◆ What to produce
Write the listing out again, all of it, word for word.

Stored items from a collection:
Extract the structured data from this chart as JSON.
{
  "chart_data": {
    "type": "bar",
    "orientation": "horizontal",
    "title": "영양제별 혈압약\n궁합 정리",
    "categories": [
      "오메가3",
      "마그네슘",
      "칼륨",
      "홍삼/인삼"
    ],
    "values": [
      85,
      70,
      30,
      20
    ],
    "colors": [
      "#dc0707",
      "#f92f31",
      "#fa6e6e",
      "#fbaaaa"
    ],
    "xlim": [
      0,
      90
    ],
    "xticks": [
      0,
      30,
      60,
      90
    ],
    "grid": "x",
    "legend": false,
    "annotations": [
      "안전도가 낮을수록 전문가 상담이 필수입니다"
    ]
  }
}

◆ Output
Extract the structured data from this chart as JSON.
{
  "chart_data": {
    "type": "bar",
    "orientation": "horizontal",
    "title": "영양제별 혈압약\n궁합 정리",
    "categories": [
      "오메가3",
      "마그네슘",
      "칼륨",
      "홍삼/인삼"
    ],
    "values": [
      85,
      70,
      30,
      20
    ],
    "colors": [
      "#dc0707",
      "#f92f31",
      "#fa6e6e",
      "#fbaaaa"
    ],
    "xlim": [
      0,
      90
    ],
    "xticks": [
      0,
      30,
      60,
      90
    ],
    "grid": "x",
    "legend": false,
    "annotations": [
      "안전도가 낮을수록 전문가 상담이 필수입니다"
    ]
  }
}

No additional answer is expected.